__Exercise directions__:
Which lines hold the word "cultural"? Show each of them.

Items from a dataset:
-----

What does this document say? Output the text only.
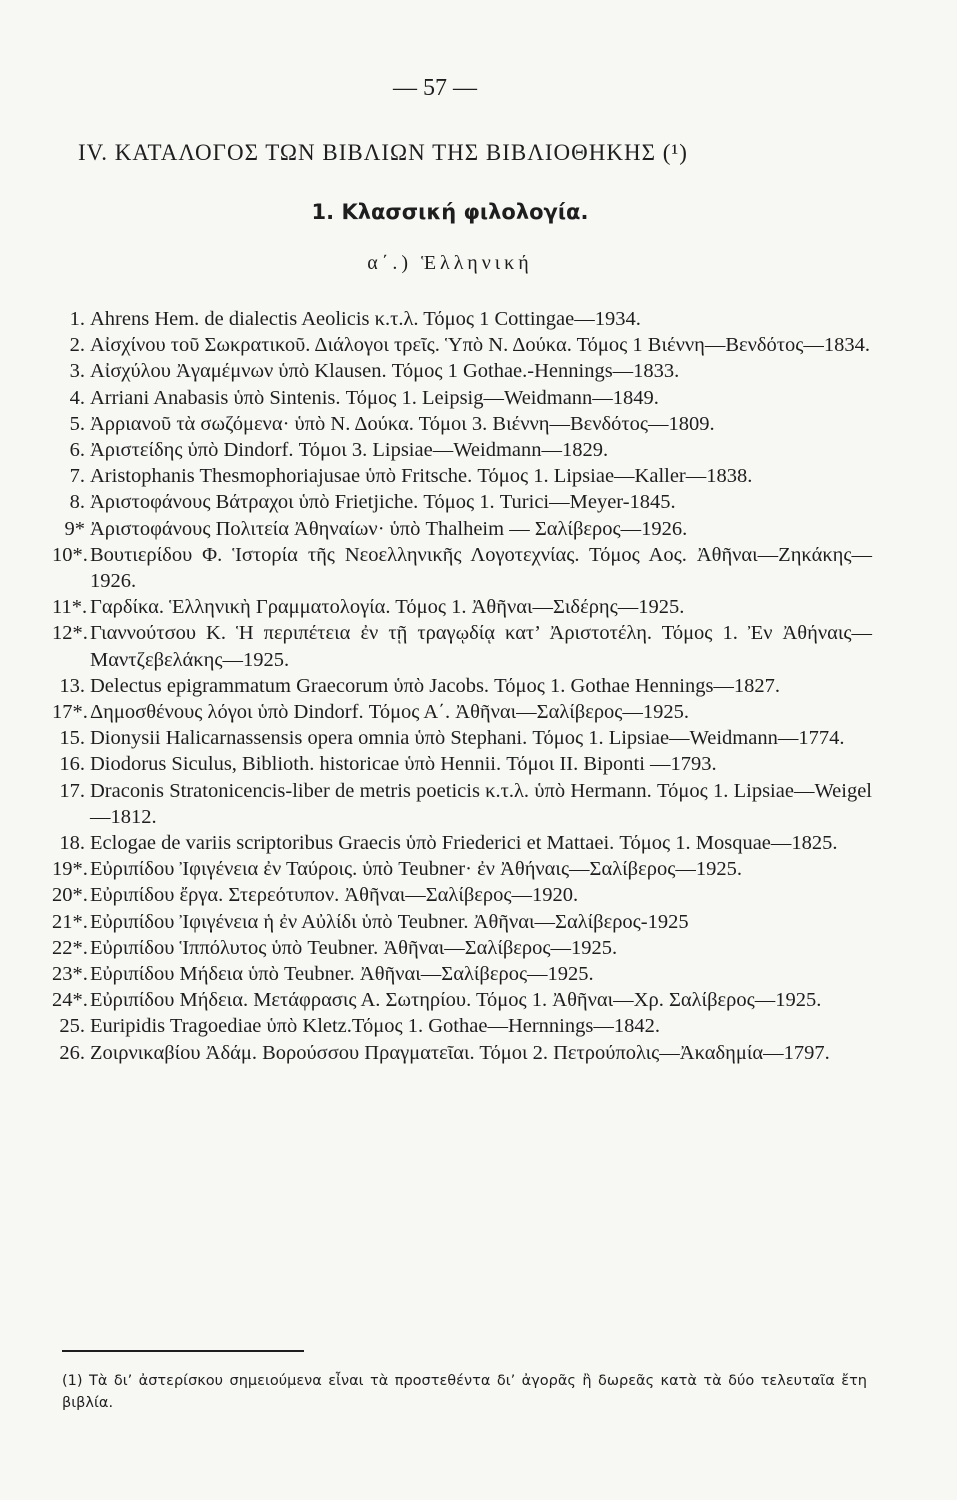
— 57 —
IV. ΚΑΤΑΛΟΓΟΣ ΤΩΝ ΒΙΒΛΙΩΝ ΤΗΣ ΒΙΒΛΙΟΘΗΚΗΣ (¹)
1. Κλασσική φιλολογία.
α΄.) Ἑλληνική
1. Ahrens Hem. de dialectis Aeolicis κ.τ.λ. Τόμος 1 Cottingae—1934.
2. Αἰσχίνου τοῦ Σωκρατικοῦ. Διάλογοι τρεῖς. Ὑπὸ Ν. Δούκα. Τόμος 1 Βιέννη—Βενδότος—1834.
3. Αἰσχύλου Ἀγαμέμνων ὑπὸ Klausen. Τόμος 1 Gothae.-Hennings—1833.
4. Arriani Anabasis ὑπὸ Sintenis. Τόμος 1. Leipsig—Weidmann—1849.
5. Ἀρριανοῦ τὰ σωζόμενα· ὑπὸ Ν. Δούκα. Τόμοι 3. Βιέννη—Βενδότος—1809.
6. Ἀριστείδης ὑπὸ Dindorf. Τόμοι 3. Lipsiae—Weidmann—1829.
7. Aristophanis Thesmophoriajusae ὑπὸ Fritsche. Τόμος 1. Lipsiae—Kaller—1838.
8. Ἀριστοφάνους Βάτραχοι ὑπὸ Frietjiche. Τόμος 1. Turici—Meyer-1845.
9* Ἀριστοφάνους Πολιτεία Ἀθηναίων· ὑπὸ Thalheim — Σαλίβερος—1926.
10*. Βουτιερίδου Φ. Ἱστορία τῆς Νεοελληνικῆς Λογοτεχνίας. Τόμος Αος. Ἀθῆναι—Ζηκάκης—1926.
11*. Γαρδίκα. Ἑλληνικὴ Γραμματολογία. Τόμος 1. Ἀθῆναι—Σιδέρης—1925.
12*. Γιαννούτσου Κ. Ἡ περιπέτεια ἐν τῇ τραγῳδίᾳ κατ’ Ἀριστοτέλη. Τόμος 1. Ἐν Ἀθήναις—Μαντζεβελάκης—1925.
13. Delectus epigrammatum Graecorum ὑπὸ Jacobs. Τόμος 1. Gothae Hennings—1827.
17*. Δημοσθένους λόγοι ὑπὸ Dindorf. Τόμος Α΄. Ἀθῆναι—Σαλίβερος—1925.
15. Dionysii Halicarnassensis opera omnia ὑπὸ Stephani. Τόμος 1. Lipsiae—Weidmann—1774.
16. Diodorus Siculus, Biblioth. historicae ὑπὸ Hennii. Τόμοι II. Biponti —1793.
17. Draconis Stratonicencis-liber de metris poeticis κ.τ.λ. ὑπὸ Hermann. Τόμος 1. Lipsiae—Weigel—1812.
18. Eclogae de variis scriptoribus Graecis ὑπὸ Friederici et Mattaei. Τόμος 1. Mosquae—1825.
19*. Εὐριπίδου Ἰφιγένεια ἐν Ταύροις. ὑπὸ Teubner· ἐν Ἀθήναις—Σαλίβερος—1925.
20*. Εὐριπίδου ἔργα. Στερεότυπον. Ἀθῆναι—Σαλίβερος—1920.
21*. Εὐριπίδου Ἰφιγένεια ἡ ἐν Αὐλίδι ὑπὸ Teubner. Ἀθῆναι—Σαλίβερος-1925
22*. Εὐριπίδου Ἱππόλυτος ὑπὸ Teubner. Ἀθῆναι—Σαλίβερος—1925.
23*. Εὐριπίδου Μήδεια ὑπὸ Teubner. Ἀθῆναι—Σαλίβερος—1925.
24*. Εὐριπίδου Μήδεια. Μετάφρασις Α. Σωτηρίου. Τόμος 1. Ἀθῆναι—Χρ. Σαλίβερος—1925.
25. Euripidis Tragoediae ὑπὸ Kletz.Τόμος 1. Gothae—Hernnings—1842.
26. Ζοιρνικαβίου Ἀδάμ. Βορούσσου Πραγματεῖαι. Τόμοι 2. Πετρούπολις—Ἀκαδημία—1797.
(1) Τὰ δι’ ἀστερίσκου σημειούμενα εἶναι τὰ προστεθέντα δι’ ἀγορᾶς ἢ δωρεᾶς κατὰ τὰ δύο τελευταῖα ἔτη βιβλία.
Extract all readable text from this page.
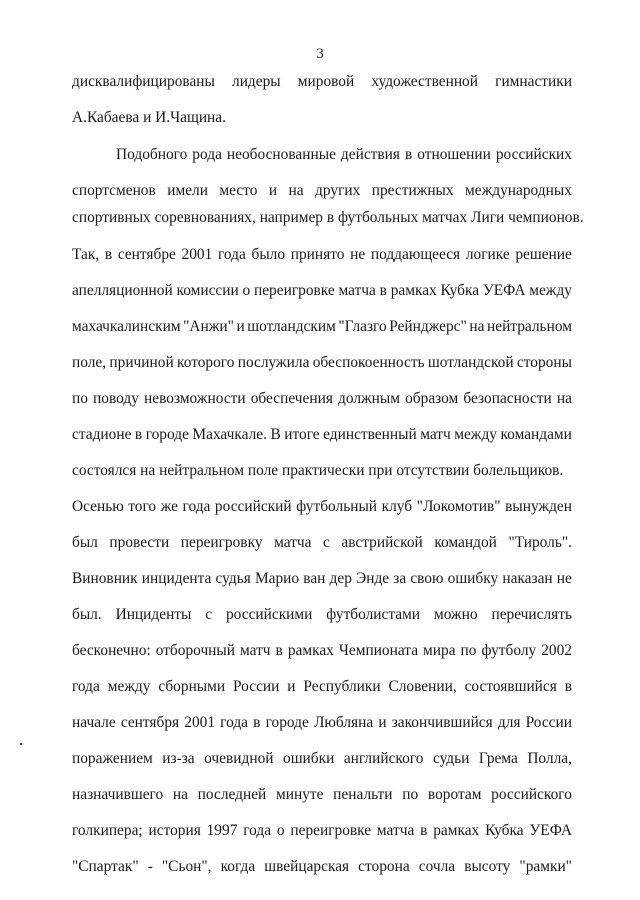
3
дисквалифицированы лидеры мировой художественной гимнастики
А.Кабаева и И.Чащина.
Подобного рода необоснованные действия в отношении российских
спортсменов имели место и на других престижных международных
спортивных соревнованиях, например в футбольных матчах Лиги чемпионов.
Так, в сентябре 2001 года было принято не поддающееся логике решение
апелляционной комиссии о переигровке матча в рамках Кубка УЕФА между
махачкалинским "Анжи" и шотландским "Глазго Рейнджерс" на нейтральном
поле, причиной которого послужила обеспокоенность шотландской стороны
по поводу невозможности обеспечения должным образом безопасности на
стадионе в городе Махачкале. В итоге единственный матч между командами
состоялся на нейтральном поле практически при отсутствии болельщиков.
Осенью того же года российский футбольный клуб "Локомотив" вынужден
был провести переигровку матча с австрийской командой "Тироль".
Виновник инцидента судья Марио ван дер Энде за свою ошибку наказан не
был. Инциденты с российскими футболистами можно перечислять
бесконечно: отборочный матч в рамках Чемпионата мира по футболу 2002
года между сборными России и Республики Словении, состоявшийся в
начале сентября 2001 года в городе Любляна и закончившийся для России
поражением из-за очевидной ошибки английского судьи Грема Полла,
назначившего на последней минуте пенальти по воротам российского
голкипера; история 1997 года о переигровке матча в рамках Кубка УЕФА
"Спартак" - "Сьон", когда швейцарская сторона сочла высоту "рамки"
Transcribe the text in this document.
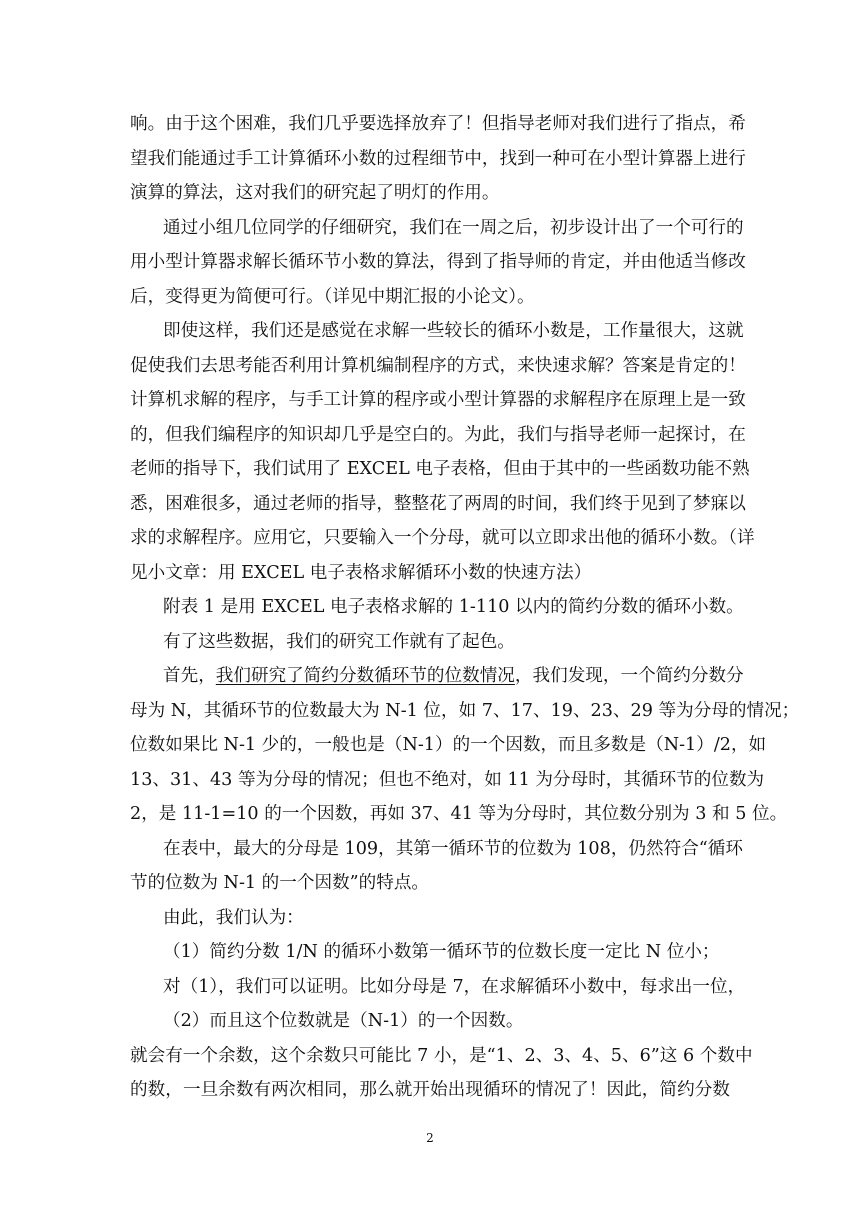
响。由于这个困难，我们几乎要选择放弃了！但指导老师对我们进行了指点，希
望我们能通过手工计算循环小数的过程细节中，找到一种可在小型计算器上进行
演算的算法，这对我们的研究起了明灯的作用。
通过小组几位同学的仔细研究，我们在一周之后，初步设计出了一个可行的
用小型计算器求解长循环节小数的算法，得到了指导师的肯定，并由他适当修改
后，变得更为简便可行。（详见中期汇报的小论文）。
即使这样，我们还是感觉在求解一些较长的循环小数是，工作量很大，这就
促使我们去思考能否利用计算机编制程序的方式，来快速求解？答案是肯定的！
计算机求解的程序，与手工计算的程序或小型计算器的求解程序在原理上是一致
的，但我们编程序的知识却几乎是空白的。为此，我们与指导老师一起探讨，在
老师的指导下，我们试用了 EXCEL 电子表格，但由于其中的一些函数功能不熟
悉，困难很多，通过老师的指导，整整花了两周的时间，我们终于见到了梦寐以
求的求解程序。应用它，只要输入一个分母，就可以立即求出他的循环小数。（详
见小文章：用 EXCEL 电子表格求解循环小数的快速方法）
附表 1 是用 EXCEL 电子表格求解的 1-110 以内的简约分数的循环小数。
有了这些数据，我们的研究工作就有了起色。
首先，我们研究了简约分数循环节的位数情况，我们发现，一个简约分数分
母为 N，其循环节的位数最大为 N-1 位，如 7、17、19、23、29 等为分母的情况；
位数如果比 N-1 少的，一般也是（N-1）的一个因数，而且多数是（N-1）/2，如
13、31、43 等为分母的情况；但也不绝对，如 11 为分母时，其循环节的位数为
2，是 11-1=10 的一个因数，再如 37、41 等为分母时，其位数分别为 3 和 5 位。
在表中，最大的分母是 109，其第一循环节的位数为 108，仍然符合“循环
节的位数为 N-1 的一个因数”的特点。
由此，我们认为：
（1）简约分数 1/N 的循环小数第一循环节的位数长度一定比 N 位小；
（2）而且这个位数就是（N-1）的一个因数。
对（1），我们可以证明。比如分母是 7，在求解循环小数中，每求出一位，
就会有一个余数，这个余数只可能比 7 小，是“1、2、3、4、5、6”这 6 个数中
2
的数，一旦余数有两次相同，那么就开始出现循环的情况了！因此，简约分数
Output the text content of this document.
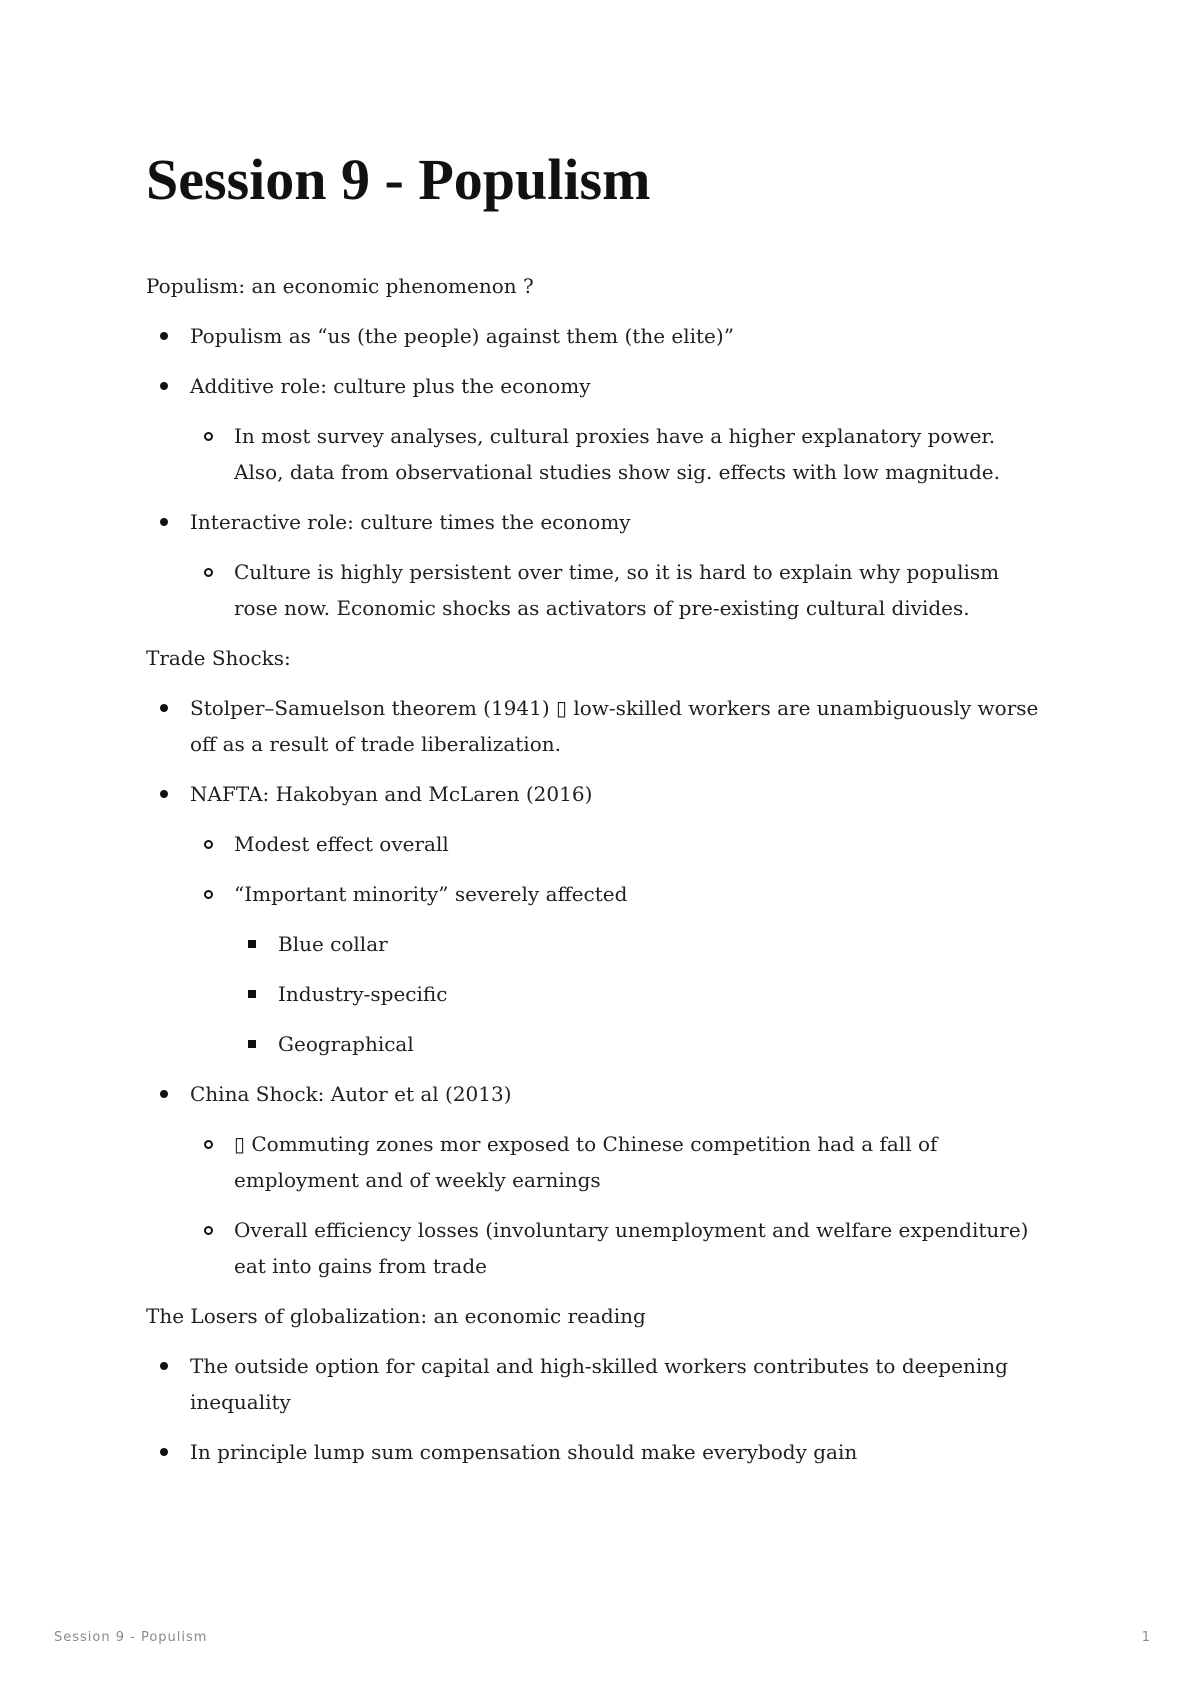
Session 9 - Populism

Populism: an economic phenomenon ?

Populism as “us (the people) against them (the elite)”
Additive role: culture plus the economy
In most survey analyses, cultural proxies have a higher explanatory power. Also, data from observational studies show sig. effects with low magnitude.
Interactive role: culture times the economy
Culture is highly persistent over time, so it is hard to explain why populism rose now. Economic shocks as activators of pre-existing cultural divides.

Trade Shocks:

Stolper–Samuelson theorem (1941) ▯ low-skilled workers are unambiguously worse off as a result of trade liberalization.
NAFTA: Hakobyan and McLaren (2016)
Modest effect overall
“Important minority” severely affected
Blue collar
Industry-specific
Geographical
China Shock: Autor et al (2013)
▯ Commuting zones mor exposed to Chinese competition had a fall of employment and of weekly earnings
Overall efficiency losses (involuntary unemployment and welfare expenditure) eat into gains from trade

The Losers of globalization: an economic reading

The outside option for capital and high-skilled workers contributes to deepening inequality
In principle lump sum compensation should make everybody gain
Session 9 - Populism	1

-----

__Exercise response__:
In most survey analyses, cultural proxies have a higher explanatory power. Also, data from observational studies show sig. effects with low magnitude.
Culture is highly persistent over time, so it is hard to explain why populism rose now. Economic shocks as activators of pre-existing cultural divides.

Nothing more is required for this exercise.